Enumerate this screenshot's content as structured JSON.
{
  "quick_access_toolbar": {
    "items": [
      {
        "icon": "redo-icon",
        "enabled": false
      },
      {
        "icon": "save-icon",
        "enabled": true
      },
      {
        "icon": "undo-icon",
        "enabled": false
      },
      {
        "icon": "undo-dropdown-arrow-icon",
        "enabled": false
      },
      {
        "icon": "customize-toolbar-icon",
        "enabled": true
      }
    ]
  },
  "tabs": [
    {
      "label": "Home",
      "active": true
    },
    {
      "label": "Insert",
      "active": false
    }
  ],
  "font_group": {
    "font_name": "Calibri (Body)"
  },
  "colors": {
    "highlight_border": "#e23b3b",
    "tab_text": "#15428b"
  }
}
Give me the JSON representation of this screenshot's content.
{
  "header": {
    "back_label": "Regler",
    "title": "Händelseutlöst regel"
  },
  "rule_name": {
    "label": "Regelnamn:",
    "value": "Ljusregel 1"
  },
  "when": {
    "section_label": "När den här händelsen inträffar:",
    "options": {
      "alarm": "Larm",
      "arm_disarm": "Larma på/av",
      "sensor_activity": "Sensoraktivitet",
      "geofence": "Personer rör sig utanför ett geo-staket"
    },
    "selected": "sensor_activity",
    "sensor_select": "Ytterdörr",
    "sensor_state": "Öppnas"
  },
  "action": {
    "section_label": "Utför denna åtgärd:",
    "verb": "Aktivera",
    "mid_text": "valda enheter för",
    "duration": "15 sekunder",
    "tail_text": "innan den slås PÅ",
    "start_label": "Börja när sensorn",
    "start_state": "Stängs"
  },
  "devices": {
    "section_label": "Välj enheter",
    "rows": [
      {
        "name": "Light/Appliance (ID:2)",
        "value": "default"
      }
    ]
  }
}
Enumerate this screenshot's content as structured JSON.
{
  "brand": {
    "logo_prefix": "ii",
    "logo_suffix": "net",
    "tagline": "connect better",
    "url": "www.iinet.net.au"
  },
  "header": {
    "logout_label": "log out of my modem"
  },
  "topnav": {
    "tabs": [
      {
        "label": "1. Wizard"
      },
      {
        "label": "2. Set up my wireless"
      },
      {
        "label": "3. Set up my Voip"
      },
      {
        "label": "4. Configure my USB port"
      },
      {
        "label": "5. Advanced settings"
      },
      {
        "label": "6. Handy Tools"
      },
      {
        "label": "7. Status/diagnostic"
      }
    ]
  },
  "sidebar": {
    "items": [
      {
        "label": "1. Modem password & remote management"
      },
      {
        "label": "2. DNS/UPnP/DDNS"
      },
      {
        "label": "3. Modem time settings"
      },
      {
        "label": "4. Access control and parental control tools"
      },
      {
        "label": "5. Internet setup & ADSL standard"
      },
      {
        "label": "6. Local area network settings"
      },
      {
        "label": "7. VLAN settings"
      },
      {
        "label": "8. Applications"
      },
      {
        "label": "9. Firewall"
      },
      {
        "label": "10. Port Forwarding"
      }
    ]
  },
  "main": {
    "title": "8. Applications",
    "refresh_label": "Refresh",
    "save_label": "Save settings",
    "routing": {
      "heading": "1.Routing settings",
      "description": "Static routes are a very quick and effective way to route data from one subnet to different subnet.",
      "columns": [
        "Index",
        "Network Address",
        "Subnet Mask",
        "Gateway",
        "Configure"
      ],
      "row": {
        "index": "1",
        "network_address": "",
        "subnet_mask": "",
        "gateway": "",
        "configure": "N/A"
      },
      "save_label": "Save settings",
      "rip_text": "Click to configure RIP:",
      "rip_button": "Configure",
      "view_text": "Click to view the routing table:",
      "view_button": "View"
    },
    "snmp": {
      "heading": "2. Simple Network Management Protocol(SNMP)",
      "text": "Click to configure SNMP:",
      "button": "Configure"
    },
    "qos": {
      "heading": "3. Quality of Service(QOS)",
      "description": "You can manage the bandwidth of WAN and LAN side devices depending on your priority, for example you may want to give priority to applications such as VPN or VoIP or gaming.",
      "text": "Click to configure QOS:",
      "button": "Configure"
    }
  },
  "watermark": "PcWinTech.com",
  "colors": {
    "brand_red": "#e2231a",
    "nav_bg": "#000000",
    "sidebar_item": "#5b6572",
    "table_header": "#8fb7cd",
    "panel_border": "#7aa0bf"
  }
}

■ Job ■
Give the entries again in full, exactly as they are written.

■ Problem solution ■
Enumerate this screenshot's content as structured JSON.
{
  "quick_access_toolbar": {
    "items": [
      {
        "icon": "redo-icon",
        "enabled": false
      },
      {
        "icon": "save-icon",
        "enabled": true
      },
      {
        "icon": "undo-icon",
        "enabled": false
      },
      {
        "icon": "undo-dropdown-arrow-icon",
        "enabled": false
      },
      {
        "icon": "customize-toolbar-icon",
        "enabled": true
      }
    ]
  },
  "tabs": [
    {
      "label": "Home",
      "active": true
    },
    {
      "label": "Insert",
      "active": false
    }
  ],
  "font_group": {
    "font_name": "Calibri (Body)"
  },
  "colors": {
    "highlight_border": "#e23b3b",
    "tab_text": "#15428b"
  }
}
Give me the JSON representation of this screenshot's content.
{
  "header": {
    "back_label": "Regler",
    "title": "Händelseutlöst regel"
  },
  "rule_name": {
    "label": "Regelnamn:",
    "value": "Ljusregel 1"
  },
  "when": {
    "section_label": "När den här händelsen inträffar:",
    "options": {
      "alarm": "Larm",
      "arm_disarm": "Larma på/av",
      "sensor_activity": "Sensoraktivitet",
      "geofence": "Personer rör sig utanför ett geo-staket"
    },
    "selected": "sensor_activity",
    "sensor_select": "Ytterdörr",
    "sensor_state": "Öppnas"
  },
  "action": {
    "section_label": "Utför denna åtgärd:",
    "verb": "Aktivera",
    "mid_text": "valda enheter för",
    "duration": "15 sekunder",
    "tail_text": "innan den slås PÅ",
    "start_label": "Börja när sensorn",
    "start_state": "Stängs"
  },
  "devices": {
    "section_label": "Välj enheter",
    "rows": [
      {
        "name": "Light/Appliance (ID:2)",
        "value": "default"
      }
    ]
  }
}
Enumerate this screenshot's content as structured JSON.
{
  "brand": {
    "logo_prefix": "ii",
    "logo_suffix": "net",
    "tagline": "connect better",
    "url": "www.iinet.net.au"
  },
  "header": {
    "logout_label": "log out of my modem"
  },
  "topnav": {
    "tabs": [
      {
        "label": "1. Wizard"
      },
      {
        "label": "2. Set up my wireless"
      },
      {
        "label": "3. Set up my Voip"
      },
      {
        "label": "4. Configure my USB port"
      },
      {
        "label": "5. Advanced settings"
      },
      {
        "label": "6. Handy Tools"
      },
      {
        "label": "7. Status/diagnostic"
      }
    ]
  },
  "sidebar": {
    "items": [
      {
        "label": "1. Modem password & remote management"
      },
      {
        "label": "2. DNS/UPnP/DDNS"
      },
      {
        "label": "3. Modem time settings"
      },
      {
        "label": "4. Access control and parental control tools"
      },
      {
        "label": "5. Internet setup & ADSL standard"
      },
      {
        "label": "6. Local area network settings"
      },
      {
        "label": "7. VLAN settings"
      },
      {
        "label": "8. Applications"
      },
      {
        "label": "9. Firewall"
      },
      {
        "label": "10. Port Forwarding"
      }
    ]
  },
  "main": {
    "title": "8. Applications",
    "refresh_label": "Refresh",
    "save_label": "Save settings",
    "routing": {
      "heading": "1.Routing settings",
      "description": "Static routes are a very quick and effective way to route data from one subnet to different subnet.",
      "columns": [
        "Index",
        "Network Address",
        "Subnet Mask",
        "Gateway",
        "Configure"
      ],
      "row": {
        "index": "1",
        "network_address": "",
        "subnet_mask": "",
        "gateway": "",
        "configure": "N/A"
      },
      "save_label": "Save settings",
      "rip_text": "Click to configure RIP:",
      "rip_button": "Configure",
      "view_text": "Click to view the routing table:",
      "view_button": "View"
    },
    "snmp": {
      "heading": "2. Simple Network Management Protocol(SNMP)",
      "text": "Click to configure SNMP:",
      "button": "Configure"
    },
    "qos": {
      "heading": "3. Quality of Service(QOS)",
      "description": "You can manage the bandwidth of WAN and LAN side devices depending on your priority, for example you may want to give priority to applications such as VPN or VoIP or gaming.",
      "text": "Click to configure QOS:",
      "button": "Configure"
    }
  },
  "watermark": "PcWinTech.com",
  "colors": {
    "brand_red": "#e2231a",
    "nav_bg": "#000000",
    "sidebar_item": "#5b6572",
    "table_header": "#8fb7cd",
    "panel_border": "#7aa0bf"
  }
}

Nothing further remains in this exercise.